(Extracted data entries)
□ □ □ □ □ □ □

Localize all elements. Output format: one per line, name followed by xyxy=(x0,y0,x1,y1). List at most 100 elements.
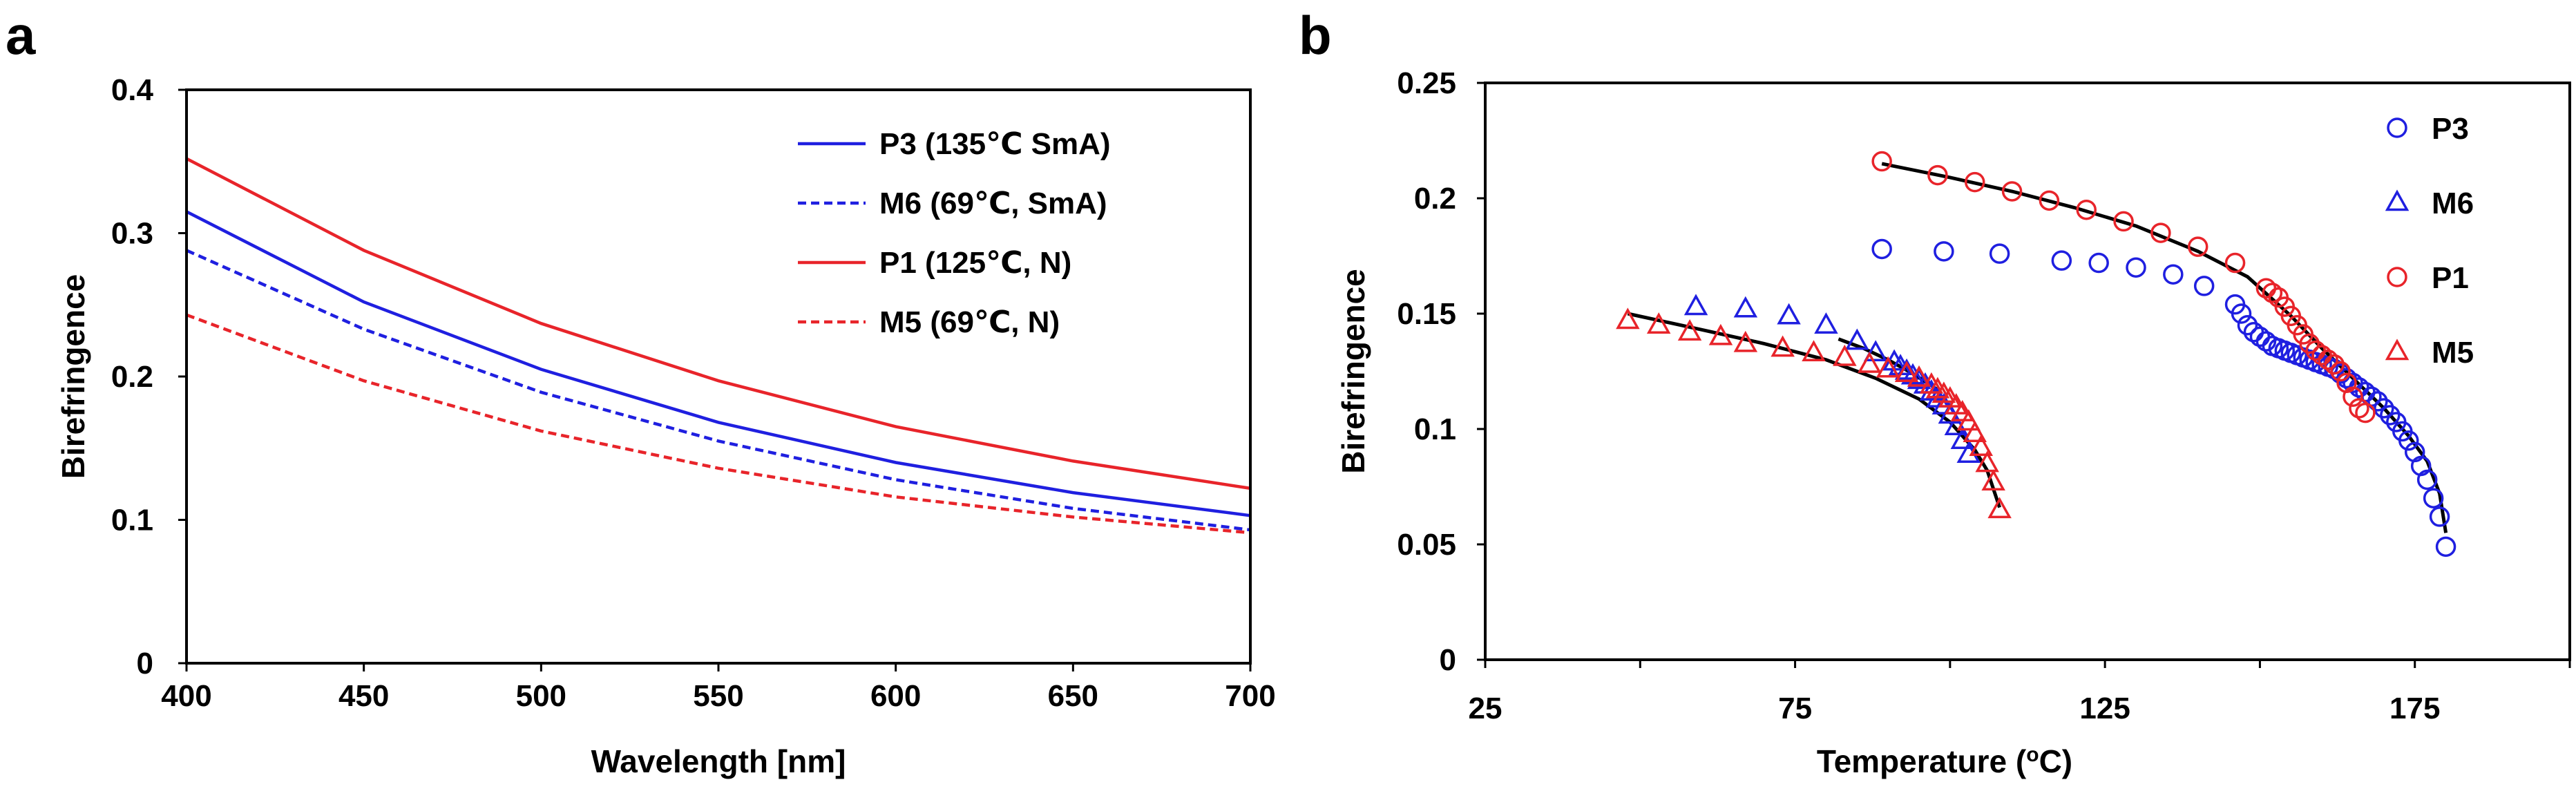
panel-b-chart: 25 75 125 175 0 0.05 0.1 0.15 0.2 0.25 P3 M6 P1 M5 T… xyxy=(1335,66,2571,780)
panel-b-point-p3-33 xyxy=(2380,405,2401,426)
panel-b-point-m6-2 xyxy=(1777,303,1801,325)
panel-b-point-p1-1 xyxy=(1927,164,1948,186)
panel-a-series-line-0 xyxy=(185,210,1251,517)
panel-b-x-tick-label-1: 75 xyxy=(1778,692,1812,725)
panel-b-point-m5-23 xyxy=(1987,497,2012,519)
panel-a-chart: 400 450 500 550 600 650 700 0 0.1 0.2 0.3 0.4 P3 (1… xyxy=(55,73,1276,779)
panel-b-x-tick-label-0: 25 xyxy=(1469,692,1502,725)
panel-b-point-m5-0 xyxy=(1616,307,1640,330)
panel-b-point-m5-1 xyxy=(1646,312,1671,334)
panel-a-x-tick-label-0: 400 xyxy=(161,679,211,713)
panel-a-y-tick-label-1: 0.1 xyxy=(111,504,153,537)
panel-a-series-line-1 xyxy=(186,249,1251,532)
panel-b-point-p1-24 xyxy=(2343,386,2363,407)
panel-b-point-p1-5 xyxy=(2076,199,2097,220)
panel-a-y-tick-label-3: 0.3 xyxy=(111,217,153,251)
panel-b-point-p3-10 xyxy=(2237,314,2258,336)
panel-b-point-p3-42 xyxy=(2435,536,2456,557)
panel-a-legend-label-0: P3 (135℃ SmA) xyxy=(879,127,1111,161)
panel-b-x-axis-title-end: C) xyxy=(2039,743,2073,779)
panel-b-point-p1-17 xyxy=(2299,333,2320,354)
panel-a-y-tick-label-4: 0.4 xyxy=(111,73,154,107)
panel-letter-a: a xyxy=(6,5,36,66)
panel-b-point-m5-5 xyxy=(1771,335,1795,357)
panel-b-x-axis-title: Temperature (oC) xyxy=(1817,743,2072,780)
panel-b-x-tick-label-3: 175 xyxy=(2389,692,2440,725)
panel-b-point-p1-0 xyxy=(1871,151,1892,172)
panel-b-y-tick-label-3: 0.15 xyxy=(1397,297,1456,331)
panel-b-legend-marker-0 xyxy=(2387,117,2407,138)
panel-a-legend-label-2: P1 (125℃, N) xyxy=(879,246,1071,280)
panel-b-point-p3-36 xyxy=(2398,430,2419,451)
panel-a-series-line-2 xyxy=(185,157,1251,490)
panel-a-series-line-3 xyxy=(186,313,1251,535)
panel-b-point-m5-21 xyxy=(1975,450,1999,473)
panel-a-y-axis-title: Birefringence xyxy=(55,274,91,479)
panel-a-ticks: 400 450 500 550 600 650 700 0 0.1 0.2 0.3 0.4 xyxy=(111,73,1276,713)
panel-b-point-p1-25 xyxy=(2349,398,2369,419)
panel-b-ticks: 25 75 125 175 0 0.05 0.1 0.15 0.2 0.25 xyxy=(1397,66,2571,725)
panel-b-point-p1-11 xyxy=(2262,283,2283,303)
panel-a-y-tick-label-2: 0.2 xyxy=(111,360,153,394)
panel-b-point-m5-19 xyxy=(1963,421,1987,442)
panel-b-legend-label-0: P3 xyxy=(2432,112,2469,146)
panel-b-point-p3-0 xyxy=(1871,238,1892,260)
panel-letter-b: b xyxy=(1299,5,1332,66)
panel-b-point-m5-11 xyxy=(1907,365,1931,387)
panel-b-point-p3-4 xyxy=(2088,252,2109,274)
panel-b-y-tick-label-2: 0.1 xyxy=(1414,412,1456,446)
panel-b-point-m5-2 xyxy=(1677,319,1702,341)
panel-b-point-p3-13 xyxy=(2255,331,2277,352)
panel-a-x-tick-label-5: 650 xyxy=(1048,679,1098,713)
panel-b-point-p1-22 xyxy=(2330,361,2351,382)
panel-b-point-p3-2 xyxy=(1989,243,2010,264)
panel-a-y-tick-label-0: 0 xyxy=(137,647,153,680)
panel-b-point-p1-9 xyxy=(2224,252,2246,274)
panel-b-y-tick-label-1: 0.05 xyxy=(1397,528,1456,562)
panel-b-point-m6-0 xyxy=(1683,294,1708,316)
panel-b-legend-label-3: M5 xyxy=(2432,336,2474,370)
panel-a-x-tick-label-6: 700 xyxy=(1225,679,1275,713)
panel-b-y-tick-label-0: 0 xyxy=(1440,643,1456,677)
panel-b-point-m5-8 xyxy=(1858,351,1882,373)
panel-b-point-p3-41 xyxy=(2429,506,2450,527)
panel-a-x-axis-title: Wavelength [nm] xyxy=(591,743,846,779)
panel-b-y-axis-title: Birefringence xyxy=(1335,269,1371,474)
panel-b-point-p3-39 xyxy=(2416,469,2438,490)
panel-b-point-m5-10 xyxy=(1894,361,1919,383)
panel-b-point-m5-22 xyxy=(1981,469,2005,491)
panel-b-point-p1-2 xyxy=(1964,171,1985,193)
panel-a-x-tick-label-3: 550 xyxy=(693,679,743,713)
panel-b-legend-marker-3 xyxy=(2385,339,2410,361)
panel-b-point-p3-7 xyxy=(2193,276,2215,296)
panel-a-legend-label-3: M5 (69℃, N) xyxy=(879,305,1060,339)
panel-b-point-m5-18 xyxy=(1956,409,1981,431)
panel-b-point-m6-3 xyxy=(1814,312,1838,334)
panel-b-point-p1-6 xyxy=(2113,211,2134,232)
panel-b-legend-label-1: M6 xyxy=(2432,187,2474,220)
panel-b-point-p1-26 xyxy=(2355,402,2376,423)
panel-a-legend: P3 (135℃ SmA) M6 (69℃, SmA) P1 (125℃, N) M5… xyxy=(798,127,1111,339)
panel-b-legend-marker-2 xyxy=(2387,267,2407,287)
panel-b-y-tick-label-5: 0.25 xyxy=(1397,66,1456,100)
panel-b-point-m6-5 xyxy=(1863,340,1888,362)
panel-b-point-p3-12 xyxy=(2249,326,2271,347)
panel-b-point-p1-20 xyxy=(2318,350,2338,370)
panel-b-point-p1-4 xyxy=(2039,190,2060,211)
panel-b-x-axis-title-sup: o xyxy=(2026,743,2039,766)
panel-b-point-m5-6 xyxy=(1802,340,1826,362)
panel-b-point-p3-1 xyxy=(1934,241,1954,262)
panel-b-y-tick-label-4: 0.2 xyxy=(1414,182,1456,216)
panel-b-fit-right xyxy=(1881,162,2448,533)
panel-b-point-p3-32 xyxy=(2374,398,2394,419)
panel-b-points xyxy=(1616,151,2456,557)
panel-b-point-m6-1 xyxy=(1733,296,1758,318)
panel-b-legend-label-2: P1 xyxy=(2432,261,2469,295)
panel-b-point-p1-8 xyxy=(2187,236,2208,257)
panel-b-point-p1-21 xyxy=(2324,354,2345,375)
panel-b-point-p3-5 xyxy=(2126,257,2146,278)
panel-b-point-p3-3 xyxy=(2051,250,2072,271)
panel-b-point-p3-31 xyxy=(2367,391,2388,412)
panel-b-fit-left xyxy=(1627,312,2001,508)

□ □ □ □ □ □ □

### Your instructions
Select every line of the items above that contains the string "series" and copy each one out in full, treating uppercase and lowercase letters as different.

### Result of this task
panel-a-series-line-0 xyxy=(185,210,1251,517)
panel-a-series-line-1 xyxy=(186,249,1251,532)
panel-a-series-line-2 xyxy=(185,157,1251,490)
panel-a-series-line-3 xyxy=(186,313,1251,535)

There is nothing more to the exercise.